### [Texto fuente]
Más allá de los tradicionales vínculos históricos y culturales que vienen a la mente cuando se piensa en Hispanoamérica, ¿en qué podría basarse una «relación especial» de este tipo entre América Latina y España, casi dos siglos después del fin del gran proyecto imperial español? A la hora de esbozar una repuesta, debemos tener en cuenta que, más que en una historia compartida, cualquier alianza de este tipo debe sustentarse en intereses comunes y solo hará sentido en la medida que contribuya a resolverlos principales retos que cada cual enfrenta. Es posible por lo tanto reformular la pregunta en términos mucho más concretos. Más allá de los lugares comunes, ¿cuáles son los intereses comunes?

Evidentemente, su identificación debe basarse en una lectura certera de las respectivas realidades. Ello exige empezar por deshacerse de muchas ideas preconcebidas sobre América Latina que no resisten confrontación con la evidencia.

Buena parte del mundo (incluidos muchos latinoamericanos) aún tiende a percibir a América Latina como una región colorida y pintoresca pero relativamente pobre, inestable (económica y políticamente), violenta y dominada por los dictadores de turno o por líderes populistas como Chávez y sus aliados del ALBA, muchas veces en convivencia con redes de narcotraficantes. Si a ello sumamos el hecho de que la región está fragmentada en una veintena de países, esta termina por volverse poco atractiva y marginal en el contexto mundial y resulta difícil discernir el atractivo que podría tener, al menos para España, una posible «relación especial» con la región, más allá de los afectos, nostalgias y buenas intenciones.

### [Instrucciones de tareas]
a) Reproduce sin cambios el pasaje del texto sobre América Latina y España que empieza en «Buena parte del» y termina en «y buenas intenciones.», ambos incluidos.
b) Indica si cada afirmación concuerda con el texto sobre América Latina y España. Responde sí o no y cita las palabras del texto que lo deciden. (i) Una alianza así debe apoyarse más en intereses comunes que en una historia compartida. (ii) La región está dividida en una treintena de países. (iii) Chávez figura como ejemplo de líder populista.
Respóndase solo con la información del texto fuente.

### [Material extraído]

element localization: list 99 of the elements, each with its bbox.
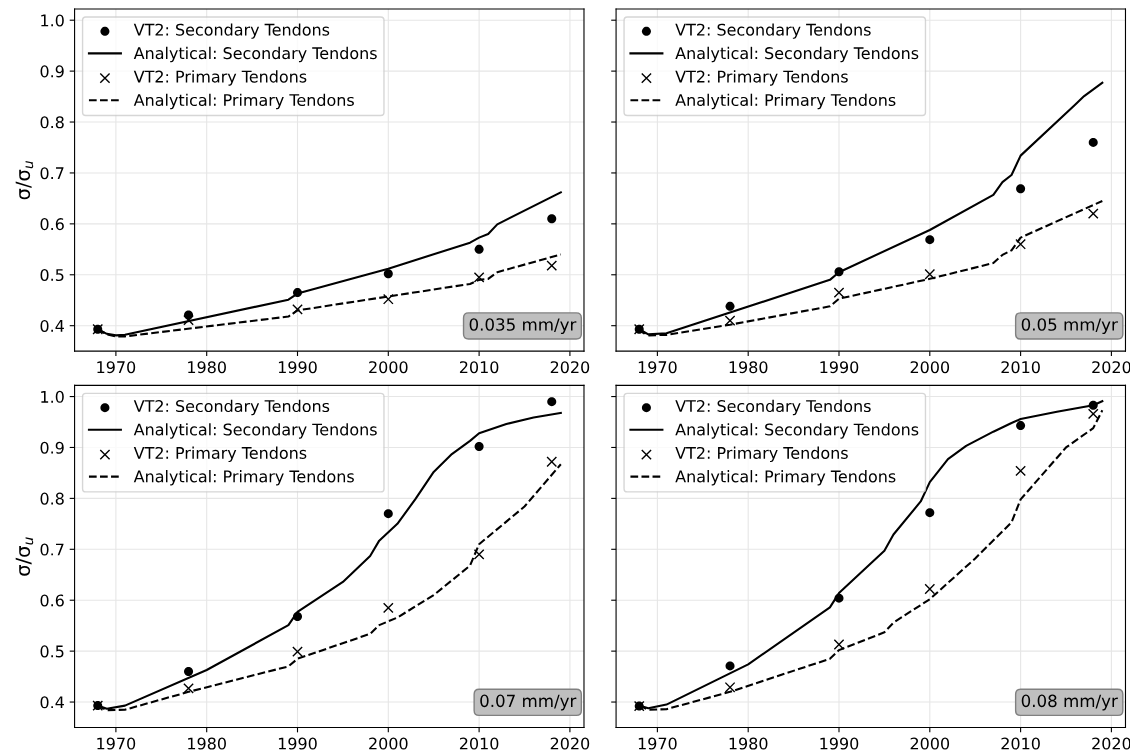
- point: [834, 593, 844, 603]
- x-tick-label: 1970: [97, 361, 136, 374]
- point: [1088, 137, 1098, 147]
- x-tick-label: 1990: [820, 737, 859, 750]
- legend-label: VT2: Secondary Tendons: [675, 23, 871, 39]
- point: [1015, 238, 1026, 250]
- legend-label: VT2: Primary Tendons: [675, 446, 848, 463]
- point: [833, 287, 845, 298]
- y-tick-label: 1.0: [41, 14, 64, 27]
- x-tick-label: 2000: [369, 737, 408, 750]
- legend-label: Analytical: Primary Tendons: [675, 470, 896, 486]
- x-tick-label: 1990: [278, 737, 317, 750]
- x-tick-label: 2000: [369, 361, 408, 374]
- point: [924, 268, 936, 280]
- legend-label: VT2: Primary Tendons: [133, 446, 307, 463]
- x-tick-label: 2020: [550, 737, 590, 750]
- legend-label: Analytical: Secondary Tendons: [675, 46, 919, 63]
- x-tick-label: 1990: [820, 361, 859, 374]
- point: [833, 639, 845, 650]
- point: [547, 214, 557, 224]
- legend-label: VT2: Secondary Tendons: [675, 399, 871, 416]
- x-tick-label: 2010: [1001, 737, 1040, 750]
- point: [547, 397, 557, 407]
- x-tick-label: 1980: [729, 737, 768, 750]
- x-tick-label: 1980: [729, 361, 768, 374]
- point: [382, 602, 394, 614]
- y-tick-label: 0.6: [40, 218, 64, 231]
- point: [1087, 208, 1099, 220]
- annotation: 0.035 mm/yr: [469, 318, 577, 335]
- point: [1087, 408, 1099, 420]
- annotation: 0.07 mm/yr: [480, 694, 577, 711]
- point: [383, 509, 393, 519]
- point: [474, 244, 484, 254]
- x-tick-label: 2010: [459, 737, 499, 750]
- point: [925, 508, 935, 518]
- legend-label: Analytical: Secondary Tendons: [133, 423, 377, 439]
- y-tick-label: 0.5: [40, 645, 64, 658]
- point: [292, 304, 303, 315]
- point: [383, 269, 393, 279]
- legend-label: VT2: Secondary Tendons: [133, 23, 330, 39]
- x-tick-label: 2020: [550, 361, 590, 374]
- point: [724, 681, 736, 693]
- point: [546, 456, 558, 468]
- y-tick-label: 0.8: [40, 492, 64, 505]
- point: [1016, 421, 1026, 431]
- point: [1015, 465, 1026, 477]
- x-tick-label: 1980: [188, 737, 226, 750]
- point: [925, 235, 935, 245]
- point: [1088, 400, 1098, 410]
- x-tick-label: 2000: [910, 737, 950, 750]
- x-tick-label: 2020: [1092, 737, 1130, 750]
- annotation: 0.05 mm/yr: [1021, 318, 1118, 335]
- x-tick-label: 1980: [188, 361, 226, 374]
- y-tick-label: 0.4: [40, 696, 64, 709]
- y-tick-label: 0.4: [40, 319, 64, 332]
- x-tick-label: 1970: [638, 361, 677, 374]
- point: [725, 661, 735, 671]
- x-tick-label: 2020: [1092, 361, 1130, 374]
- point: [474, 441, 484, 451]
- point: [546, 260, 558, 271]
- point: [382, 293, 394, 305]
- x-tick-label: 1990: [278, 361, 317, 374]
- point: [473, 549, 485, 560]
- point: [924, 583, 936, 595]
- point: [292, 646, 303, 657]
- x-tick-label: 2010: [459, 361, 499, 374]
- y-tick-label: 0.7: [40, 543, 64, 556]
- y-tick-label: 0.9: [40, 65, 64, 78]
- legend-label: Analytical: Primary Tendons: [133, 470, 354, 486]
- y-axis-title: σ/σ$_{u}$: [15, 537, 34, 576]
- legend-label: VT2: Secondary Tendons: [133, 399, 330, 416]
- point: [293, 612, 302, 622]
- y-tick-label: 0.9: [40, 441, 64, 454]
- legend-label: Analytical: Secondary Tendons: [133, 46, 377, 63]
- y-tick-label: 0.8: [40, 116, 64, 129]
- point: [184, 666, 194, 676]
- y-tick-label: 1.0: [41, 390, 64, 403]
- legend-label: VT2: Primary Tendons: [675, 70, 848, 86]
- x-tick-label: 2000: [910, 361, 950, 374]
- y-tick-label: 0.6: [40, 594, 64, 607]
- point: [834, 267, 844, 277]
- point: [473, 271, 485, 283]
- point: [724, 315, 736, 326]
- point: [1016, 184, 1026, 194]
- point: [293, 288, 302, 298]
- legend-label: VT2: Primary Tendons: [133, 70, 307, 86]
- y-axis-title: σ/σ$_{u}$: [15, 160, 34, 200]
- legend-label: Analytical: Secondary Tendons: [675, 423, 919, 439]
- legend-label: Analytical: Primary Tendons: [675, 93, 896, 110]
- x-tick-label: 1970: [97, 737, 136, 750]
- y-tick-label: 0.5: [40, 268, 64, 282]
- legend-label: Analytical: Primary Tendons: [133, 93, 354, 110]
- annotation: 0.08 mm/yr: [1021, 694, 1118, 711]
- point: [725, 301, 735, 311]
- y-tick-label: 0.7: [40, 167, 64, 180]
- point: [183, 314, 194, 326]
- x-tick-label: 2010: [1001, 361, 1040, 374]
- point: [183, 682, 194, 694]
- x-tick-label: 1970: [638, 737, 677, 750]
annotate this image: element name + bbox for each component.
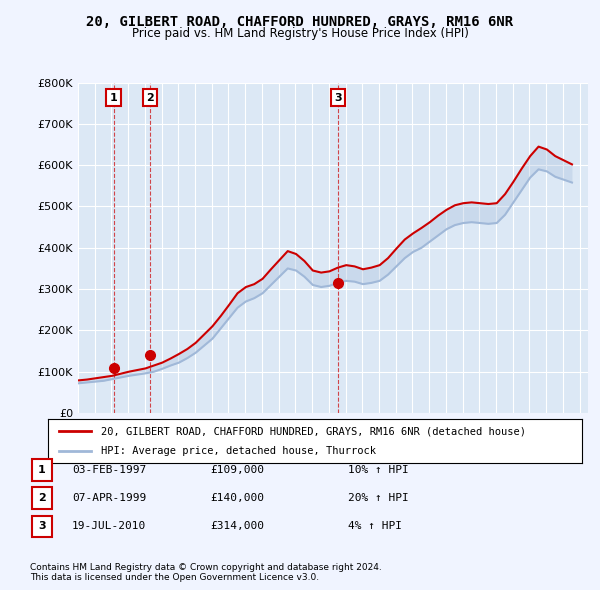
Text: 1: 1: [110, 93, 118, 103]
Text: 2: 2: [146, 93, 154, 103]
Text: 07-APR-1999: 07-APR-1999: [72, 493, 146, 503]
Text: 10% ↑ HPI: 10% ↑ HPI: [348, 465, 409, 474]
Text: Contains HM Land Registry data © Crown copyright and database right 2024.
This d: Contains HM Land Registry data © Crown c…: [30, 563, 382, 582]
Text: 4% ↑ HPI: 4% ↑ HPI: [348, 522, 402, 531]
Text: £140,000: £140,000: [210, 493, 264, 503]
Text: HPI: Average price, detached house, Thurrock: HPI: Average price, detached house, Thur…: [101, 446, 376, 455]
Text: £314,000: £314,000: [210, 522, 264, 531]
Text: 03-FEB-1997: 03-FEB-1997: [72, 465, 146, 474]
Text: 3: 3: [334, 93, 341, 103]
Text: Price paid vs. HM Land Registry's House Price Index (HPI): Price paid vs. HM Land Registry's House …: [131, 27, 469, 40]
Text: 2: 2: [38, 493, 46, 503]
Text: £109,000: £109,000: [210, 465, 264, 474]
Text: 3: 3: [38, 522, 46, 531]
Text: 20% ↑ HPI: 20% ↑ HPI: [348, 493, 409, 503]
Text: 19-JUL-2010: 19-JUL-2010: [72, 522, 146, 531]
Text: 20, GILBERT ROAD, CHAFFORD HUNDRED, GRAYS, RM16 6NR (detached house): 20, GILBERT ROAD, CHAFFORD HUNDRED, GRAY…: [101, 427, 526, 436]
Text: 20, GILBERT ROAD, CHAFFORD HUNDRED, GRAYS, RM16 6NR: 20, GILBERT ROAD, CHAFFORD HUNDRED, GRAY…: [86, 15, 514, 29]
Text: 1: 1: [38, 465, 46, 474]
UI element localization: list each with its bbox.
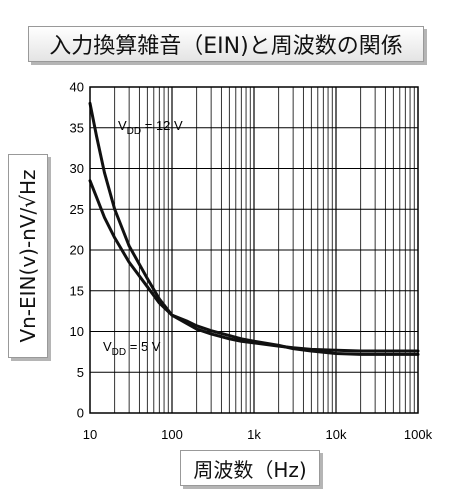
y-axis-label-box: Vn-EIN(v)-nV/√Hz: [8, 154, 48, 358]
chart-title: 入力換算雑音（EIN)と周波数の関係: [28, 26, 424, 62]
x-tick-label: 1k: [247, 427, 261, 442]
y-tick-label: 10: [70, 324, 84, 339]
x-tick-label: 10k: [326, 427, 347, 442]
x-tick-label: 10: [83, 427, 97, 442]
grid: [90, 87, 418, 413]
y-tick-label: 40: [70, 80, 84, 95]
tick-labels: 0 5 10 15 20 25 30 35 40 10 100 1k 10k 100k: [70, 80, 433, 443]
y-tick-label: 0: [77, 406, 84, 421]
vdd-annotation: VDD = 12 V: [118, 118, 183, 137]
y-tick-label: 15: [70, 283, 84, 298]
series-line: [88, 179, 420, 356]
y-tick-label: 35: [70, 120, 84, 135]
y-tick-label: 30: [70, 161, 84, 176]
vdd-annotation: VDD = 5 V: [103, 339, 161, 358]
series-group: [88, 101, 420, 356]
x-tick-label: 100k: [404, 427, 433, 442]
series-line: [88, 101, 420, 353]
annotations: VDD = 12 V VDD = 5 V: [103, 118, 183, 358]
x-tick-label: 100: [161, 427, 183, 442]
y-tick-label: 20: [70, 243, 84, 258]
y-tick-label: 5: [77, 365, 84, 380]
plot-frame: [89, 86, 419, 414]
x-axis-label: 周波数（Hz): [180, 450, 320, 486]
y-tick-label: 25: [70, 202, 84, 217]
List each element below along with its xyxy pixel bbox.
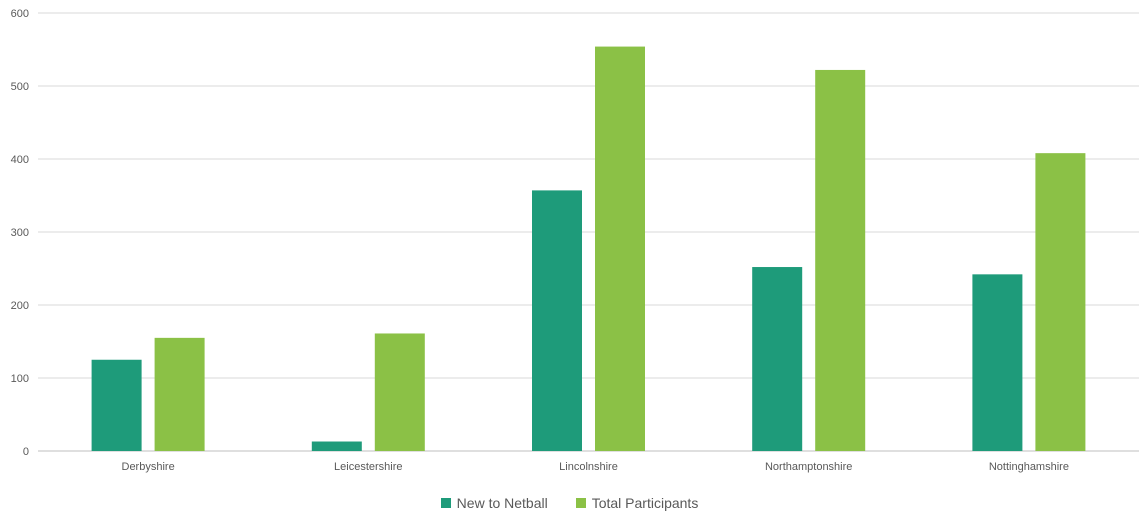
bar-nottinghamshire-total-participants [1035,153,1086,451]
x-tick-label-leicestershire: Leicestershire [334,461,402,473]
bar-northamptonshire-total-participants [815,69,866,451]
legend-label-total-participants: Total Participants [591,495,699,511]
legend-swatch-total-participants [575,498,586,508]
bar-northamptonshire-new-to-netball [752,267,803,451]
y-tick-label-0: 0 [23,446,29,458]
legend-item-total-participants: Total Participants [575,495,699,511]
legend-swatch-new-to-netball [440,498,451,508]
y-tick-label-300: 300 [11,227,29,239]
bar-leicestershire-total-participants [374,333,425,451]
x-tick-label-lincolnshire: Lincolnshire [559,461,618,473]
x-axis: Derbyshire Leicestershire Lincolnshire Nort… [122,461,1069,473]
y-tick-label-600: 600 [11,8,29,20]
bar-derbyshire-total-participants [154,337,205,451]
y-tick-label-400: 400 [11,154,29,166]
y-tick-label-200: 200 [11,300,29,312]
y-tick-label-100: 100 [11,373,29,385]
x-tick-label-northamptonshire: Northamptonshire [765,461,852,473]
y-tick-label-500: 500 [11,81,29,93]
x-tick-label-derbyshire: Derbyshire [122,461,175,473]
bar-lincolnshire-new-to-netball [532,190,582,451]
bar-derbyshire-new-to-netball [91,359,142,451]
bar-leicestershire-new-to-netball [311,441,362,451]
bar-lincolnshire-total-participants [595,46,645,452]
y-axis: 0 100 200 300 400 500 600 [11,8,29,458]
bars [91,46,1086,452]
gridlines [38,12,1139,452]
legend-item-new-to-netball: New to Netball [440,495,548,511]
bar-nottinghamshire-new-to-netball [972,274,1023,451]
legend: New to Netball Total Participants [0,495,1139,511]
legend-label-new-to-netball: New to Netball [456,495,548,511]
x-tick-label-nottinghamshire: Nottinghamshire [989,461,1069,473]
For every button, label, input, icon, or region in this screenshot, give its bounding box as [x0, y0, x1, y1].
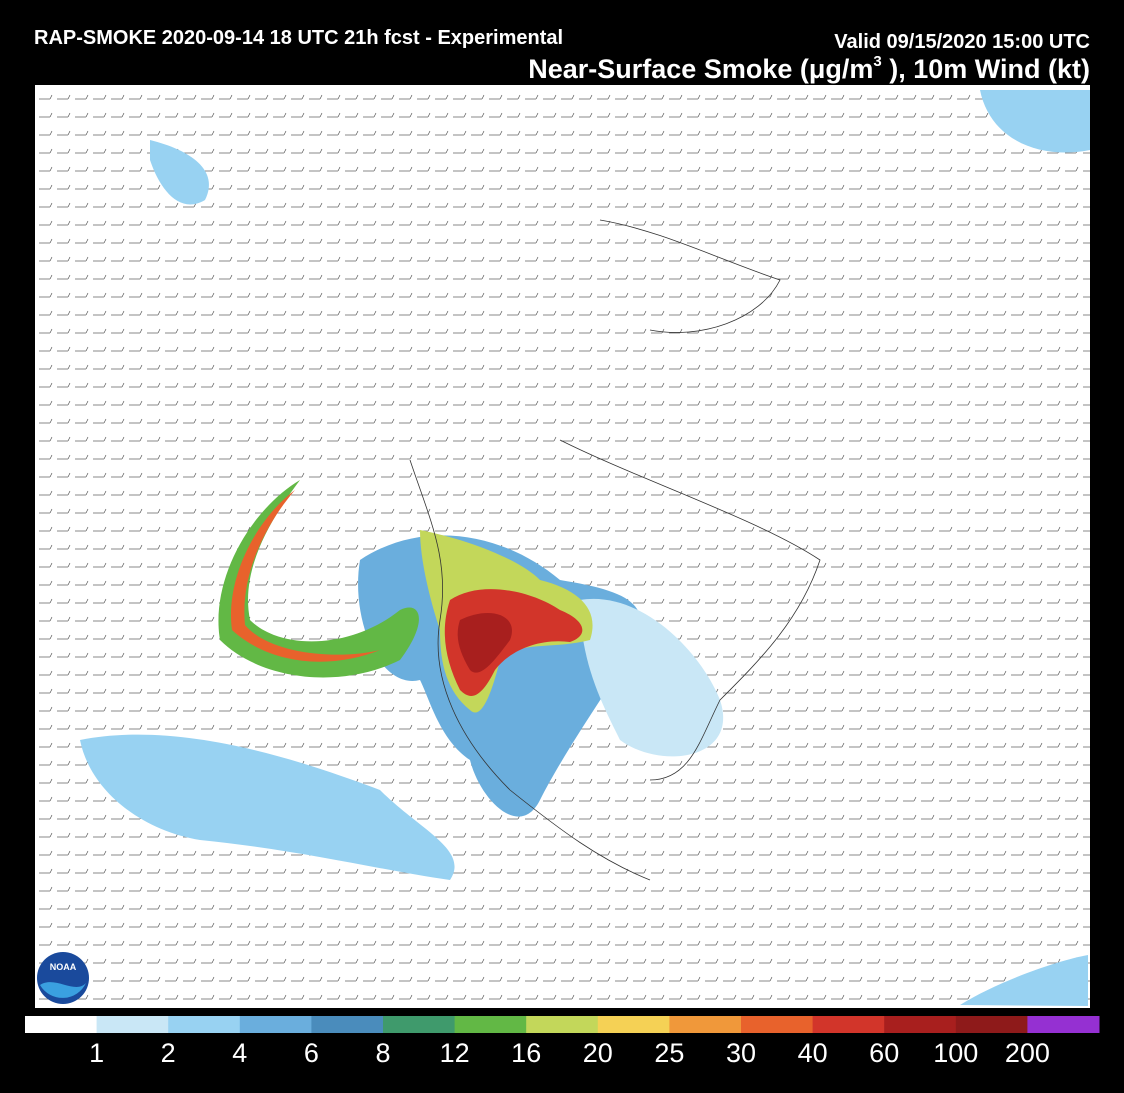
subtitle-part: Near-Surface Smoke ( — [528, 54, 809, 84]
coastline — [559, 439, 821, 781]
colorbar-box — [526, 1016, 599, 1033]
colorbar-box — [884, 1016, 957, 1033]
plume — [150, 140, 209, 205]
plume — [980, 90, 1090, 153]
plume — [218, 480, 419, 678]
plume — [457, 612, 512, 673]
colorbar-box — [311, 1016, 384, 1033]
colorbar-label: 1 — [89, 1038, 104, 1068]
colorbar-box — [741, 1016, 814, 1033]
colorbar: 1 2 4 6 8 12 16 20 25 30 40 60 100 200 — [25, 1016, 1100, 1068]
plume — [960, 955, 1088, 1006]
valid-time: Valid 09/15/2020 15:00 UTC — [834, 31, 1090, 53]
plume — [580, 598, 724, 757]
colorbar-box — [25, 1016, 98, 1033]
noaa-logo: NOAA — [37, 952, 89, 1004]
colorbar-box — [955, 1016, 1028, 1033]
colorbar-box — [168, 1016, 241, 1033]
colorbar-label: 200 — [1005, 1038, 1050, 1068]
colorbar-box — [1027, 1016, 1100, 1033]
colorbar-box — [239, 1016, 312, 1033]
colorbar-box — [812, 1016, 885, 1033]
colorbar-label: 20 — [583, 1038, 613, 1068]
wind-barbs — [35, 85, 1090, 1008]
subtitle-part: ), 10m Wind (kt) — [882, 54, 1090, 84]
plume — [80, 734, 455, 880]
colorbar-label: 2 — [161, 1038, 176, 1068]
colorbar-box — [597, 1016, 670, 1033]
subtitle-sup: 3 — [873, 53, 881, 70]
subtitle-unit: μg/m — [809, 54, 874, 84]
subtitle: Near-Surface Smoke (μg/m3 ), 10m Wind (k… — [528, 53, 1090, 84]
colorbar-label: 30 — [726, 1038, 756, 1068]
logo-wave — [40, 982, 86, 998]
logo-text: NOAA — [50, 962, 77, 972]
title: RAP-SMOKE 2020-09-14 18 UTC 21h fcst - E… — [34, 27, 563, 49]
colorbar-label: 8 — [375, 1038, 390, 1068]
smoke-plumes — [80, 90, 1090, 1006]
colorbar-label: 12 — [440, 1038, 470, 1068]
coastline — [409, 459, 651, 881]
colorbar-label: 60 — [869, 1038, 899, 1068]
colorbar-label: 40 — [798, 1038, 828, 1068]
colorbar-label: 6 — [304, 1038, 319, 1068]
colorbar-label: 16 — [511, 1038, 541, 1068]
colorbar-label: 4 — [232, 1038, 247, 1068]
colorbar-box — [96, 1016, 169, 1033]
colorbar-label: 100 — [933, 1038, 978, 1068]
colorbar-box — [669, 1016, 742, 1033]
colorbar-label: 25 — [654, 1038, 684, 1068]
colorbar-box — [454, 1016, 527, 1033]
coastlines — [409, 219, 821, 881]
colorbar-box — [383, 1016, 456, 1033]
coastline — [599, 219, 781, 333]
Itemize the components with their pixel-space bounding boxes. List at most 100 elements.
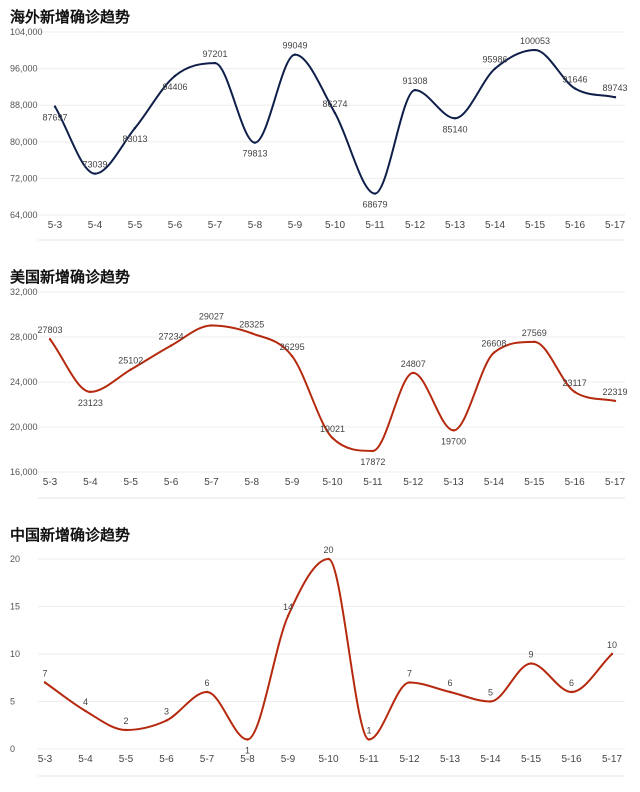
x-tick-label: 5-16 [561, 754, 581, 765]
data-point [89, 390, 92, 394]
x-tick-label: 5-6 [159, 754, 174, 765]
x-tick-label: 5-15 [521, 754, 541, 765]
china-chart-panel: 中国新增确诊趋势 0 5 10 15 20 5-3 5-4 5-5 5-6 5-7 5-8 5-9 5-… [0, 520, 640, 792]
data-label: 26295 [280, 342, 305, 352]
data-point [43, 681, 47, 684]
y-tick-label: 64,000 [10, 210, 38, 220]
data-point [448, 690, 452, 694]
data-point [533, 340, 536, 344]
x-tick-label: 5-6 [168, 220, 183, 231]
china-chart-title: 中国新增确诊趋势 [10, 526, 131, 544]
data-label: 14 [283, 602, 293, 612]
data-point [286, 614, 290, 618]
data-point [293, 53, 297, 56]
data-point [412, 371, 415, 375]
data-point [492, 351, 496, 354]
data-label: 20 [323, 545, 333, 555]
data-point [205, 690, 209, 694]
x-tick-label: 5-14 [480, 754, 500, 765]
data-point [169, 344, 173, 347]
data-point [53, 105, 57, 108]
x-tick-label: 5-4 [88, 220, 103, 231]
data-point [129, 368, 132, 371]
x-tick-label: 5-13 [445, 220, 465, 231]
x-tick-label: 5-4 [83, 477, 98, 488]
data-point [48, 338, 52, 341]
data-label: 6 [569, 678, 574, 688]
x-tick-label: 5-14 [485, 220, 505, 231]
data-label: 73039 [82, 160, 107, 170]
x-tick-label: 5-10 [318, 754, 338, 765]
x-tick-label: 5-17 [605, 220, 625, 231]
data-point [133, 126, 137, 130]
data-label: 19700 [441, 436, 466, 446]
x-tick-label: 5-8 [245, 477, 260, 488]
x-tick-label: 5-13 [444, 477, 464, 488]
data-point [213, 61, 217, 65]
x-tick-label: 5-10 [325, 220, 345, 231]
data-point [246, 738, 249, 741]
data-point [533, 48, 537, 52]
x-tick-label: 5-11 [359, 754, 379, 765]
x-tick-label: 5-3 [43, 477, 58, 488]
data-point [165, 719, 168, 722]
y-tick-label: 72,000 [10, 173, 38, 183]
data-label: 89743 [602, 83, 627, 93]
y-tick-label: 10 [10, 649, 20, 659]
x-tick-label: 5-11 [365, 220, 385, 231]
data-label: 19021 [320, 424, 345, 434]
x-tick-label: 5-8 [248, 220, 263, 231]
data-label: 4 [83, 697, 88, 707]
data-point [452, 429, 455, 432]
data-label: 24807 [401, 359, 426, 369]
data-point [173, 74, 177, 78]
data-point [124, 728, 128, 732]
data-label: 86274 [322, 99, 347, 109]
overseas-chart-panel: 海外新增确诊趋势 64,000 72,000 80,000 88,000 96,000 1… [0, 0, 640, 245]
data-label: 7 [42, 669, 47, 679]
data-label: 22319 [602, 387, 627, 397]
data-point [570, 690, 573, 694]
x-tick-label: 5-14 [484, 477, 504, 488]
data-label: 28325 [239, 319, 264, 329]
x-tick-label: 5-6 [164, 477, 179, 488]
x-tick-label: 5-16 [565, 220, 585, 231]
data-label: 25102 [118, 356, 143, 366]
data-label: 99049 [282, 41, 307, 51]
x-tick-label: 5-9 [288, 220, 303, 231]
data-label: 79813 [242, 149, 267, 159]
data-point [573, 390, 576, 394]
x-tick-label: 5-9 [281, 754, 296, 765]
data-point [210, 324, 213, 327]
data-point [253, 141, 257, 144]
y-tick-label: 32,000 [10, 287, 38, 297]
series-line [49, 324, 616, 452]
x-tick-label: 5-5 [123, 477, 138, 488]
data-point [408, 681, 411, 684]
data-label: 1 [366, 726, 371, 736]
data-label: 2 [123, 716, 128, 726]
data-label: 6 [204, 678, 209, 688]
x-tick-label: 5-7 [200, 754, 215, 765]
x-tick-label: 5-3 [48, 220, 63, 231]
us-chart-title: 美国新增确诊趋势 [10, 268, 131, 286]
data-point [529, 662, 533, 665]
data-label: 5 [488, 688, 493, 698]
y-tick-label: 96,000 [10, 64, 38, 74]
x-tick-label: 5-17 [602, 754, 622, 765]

### [Resultados de tareas]
a)
Buena parte del mundo (incluidos muchos latinoamericanos) aún tiende a percibir a América Latina como una región colorida y pintoresca pero relativamente pobre, inestable (económica y políticamente), violenta y dominada por los dictadores de turno o por líderes populistas como Chávez y sus aliados del ALBA, muchas veces en convivencia con redes de narcotraficantes. Si a ello sumamos el hecho de que la región está fragmentada en una veintena de países, esta termina por volverse poco atractiva y marginal en el contexto mundial y resulta difícil discernir el atractivo que podría tener, al menos para España, una posible «relación especial» con la región, más allá de los afectos, nostalgias y buenas intenciones.

b)
(i) Sí: «más que en una historia compartida, cualquier alianza de este tipo debe sustentarse en intereses comunes».
(ii) No: «la región está fragmentada en una veintena de países».
(iii) Sí: «líderes populistas como Chávez y sus aliados del ALBA».